What is the number of lines in the data that hold the string "increase"? Reply with that number only.
— START OF Dataset rows —
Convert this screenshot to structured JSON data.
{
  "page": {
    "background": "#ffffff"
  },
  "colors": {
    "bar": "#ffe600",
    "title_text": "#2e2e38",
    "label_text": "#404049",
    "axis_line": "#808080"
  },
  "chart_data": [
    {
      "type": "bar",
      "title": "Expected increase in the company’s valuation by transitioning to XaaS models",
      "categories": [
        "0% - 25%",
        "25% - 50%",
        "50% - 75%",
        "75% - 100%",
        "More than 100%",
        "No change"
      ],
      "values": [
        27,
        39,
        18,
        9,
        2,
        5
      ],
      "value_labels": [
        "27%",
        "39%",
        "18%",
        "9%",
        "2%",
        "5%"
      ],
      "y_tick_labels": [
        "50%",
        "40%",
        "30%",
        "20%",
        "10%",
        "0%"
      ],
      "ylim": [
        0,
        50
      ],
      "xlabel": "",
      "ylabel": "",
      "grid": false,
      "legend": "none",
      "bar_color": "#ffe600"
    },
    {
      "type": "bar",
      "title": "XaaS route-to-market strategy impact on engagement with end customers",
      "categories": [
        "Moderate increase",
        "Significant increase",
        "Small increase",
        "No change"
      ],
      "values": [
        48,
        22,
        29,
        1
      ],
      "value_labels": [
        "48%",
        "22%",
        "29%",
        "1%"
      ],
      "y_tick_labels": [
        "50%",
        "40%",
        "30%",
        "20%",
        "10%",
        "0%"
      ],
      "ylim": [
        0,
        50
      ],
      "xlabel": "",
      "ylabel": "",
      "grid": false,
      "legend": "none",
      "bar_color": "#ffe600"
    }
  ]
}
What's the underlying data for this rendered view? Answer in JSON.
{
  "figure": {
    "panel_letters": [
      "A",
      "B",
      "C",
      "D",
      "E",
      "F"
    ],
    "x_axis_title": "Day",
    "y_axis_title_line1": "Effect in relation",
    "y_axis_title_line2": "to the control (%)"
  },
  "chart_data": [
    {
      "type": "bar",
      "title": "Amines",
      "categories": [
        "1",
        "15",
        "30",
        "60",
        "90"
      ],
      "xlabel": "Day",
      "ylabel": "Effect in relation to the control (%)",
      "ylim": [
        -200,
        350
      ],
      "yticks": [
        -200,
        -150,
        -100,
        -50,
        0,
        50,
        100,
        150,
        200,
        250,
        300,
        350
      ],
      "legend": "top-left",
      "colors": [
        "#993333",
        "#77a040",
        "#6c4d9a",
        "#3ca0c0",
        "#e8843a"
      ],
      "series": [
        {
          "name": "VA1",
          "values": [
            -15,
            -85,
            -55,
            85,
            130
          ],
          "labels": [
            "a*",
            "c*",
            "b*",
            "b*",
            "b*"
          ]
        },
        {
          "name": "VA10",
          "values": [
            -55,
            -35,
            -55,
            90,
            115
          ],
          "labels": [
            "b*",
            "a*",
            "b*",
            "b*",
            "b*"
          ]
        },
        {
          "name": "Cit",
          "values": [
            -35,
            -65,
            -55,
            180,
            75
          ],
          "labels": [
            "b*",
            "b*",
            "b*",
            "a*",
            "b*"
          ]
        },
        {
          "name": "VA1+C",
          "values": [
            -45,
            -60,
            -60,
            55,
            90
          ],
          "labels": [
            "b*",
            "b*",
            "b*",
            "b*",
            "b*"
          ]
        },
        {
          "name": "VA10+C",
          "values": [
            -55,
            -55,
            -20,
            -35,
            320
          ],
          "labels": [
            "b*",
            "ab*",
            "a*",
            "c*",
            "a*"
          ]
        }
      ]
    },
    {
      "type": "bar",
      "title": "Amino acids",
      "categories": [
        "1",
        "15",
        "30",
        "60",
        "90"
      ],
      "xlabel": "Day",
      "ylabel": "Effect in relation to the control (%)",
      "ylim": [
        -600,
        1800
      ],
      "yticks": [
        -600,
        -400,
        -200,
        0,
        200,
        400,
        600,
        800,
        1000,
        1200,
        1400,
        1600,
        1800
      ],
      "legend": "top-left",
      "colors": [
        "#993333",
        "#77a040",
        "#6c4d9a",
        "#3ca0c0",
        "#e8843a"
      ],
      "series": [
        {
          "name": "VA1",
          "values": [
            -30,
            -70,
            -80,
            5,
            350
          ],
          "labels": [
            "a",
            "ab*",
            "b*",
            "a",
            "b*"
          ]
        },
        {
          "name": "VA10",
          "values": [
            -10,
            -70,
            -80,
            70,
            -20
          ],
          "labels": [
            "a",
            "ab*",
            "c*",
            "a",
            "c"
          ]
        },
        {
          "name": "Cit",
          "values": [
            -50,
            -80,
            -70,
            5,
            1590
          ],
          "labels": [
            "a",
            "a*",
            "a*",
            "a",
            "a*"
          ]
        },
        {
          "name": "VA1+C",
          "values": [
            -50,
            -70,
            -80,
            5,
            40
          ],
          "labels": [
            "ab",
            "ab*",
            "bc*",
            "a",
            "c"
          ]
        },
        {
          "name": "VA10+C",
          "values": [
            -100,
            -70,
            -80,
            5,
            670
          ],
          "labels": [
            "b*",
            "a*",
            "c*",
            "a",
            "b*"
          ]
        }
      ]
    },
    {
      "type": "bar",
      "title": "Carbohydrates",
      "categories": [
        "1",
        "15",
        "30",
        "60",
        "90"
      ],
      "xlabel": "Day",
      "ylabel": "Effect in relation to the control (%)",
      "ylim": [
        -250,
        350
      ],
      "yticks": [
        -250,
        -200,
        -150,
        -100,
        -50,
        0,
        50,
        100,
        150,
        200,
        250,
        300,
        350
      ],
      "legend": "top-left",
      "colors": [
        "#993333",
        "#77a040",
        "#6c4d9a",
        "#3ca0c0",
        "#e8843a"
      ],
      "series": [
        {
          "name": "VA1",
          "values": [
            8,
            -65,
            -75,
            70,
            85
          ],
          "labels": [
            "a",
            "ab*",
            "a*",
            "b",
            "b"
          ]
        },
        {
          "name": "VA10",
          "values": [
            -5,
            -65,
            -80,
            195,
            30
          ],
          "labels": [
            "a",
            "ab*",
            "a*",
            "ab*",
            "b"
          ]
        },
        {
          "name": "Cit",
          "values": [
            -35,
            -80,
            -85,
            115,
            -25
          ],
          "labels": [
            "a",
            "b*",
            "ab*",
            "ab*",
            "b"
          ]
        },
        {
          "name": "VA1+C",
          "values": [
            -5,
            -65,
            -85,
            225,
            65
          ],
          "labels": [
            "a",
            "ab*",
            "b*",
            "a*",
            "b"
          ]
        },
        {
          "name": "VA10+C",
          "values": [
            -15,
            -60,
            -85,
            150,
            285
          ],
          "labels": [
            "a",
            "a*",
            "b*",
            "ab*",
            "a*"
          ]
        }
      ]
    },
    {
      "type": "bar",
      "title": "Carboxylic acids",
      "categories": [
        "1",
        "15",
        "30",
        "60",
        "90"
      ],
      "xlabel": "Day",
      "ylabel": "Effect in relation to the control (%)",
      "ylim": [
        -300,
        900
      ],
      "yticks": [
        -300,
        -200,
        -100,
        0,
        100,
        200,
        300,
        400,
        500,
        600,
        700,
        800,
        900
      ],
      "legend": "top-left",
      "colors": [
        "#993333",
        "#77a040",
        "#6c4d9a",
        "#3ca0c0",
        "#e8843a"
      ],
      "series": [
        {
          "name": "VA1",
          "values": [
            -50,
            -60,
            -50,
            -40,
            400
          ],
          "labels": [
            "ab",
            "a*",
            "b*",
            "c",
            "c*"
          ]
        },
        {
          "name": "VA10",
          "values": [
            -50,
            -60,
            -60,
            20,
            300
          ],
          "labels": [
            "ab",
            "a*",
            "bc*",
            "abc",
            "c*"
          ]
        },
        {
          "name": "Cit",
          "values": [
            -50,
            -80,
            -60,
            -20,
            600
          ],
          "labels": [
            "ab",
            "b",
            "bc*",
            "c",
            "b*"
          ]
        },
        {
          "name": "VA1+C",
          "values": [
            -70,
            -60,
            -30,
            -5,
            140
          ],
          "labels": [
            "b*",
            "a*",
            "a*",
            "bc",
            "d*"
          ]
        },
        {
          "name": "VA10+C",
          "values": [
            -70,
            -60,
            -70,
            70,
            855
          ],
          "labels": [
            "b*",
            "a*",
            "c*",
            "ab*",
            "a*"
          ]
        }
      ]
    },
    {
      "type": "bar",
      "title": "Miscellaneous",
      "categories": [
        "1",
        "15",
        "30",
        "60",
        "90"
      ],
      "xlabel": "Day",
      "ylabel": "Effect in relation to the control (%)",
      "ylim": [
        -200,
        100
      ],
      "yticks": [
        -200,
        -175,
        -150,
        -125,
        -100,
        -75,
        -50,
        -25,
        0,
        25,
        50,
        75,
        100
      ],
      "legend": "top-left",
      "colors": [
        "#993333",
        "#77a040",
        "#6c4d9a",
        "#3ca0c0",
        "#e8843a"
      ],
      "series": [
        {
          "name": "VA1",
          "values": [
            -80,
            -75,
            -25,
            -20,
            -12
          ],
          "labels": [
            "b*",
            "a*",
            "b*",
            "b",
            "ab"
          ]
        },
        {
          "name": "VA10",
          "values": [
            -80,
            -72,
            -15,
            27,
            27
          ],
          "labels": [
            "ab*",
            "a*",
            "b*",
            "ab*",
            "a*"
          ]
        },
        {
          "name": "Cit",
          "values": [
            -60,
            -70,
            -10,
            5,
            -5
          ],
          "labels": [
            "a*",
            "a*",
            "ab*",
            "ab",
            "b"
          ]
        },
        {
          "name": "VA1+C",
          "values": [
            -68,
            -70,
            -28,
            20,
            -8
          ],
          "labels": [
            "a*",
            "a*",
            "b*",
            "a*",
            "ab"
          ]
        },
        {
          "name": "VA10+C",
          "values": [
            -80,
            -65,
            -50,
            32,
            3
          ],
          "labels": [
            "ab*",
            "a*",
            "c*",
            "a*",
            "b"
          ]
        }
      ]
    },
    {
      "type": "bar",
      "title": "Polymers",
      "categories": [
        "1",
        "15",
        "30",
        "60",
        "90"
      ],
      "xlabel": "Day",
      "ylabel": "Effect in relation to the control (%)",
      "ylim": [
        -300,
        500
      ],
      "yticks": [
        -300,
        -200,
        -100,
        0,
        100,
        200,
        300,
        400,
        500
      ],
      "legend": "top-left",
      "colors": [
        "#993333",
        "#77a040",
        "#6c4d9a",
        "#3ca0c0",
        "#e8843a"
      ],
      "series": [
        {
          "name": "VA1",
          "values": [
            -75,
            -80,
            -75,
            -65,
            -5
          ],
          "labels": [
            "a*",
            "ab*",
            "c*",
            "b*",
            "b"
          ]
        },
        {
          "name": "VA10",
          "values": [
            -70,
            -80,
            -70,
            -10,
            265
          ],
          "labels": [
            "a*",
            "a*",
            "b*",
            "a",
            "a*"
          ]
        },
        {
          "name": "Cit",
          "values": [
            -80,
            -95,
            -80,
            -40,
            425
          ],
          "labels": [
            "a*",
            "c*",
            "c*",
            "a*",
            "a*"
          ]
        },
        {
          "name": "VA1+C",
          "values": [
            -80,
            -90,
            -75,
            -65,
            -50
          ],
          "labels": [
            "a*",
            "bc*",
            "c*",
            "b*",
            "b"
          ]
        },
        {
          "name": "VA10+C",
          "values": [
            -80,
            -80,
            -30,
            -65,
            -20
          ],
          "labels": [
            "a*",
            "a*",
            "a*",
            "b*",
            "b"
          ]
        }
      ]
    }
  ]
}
— END OF Dataset rows —
• [Full answer]
4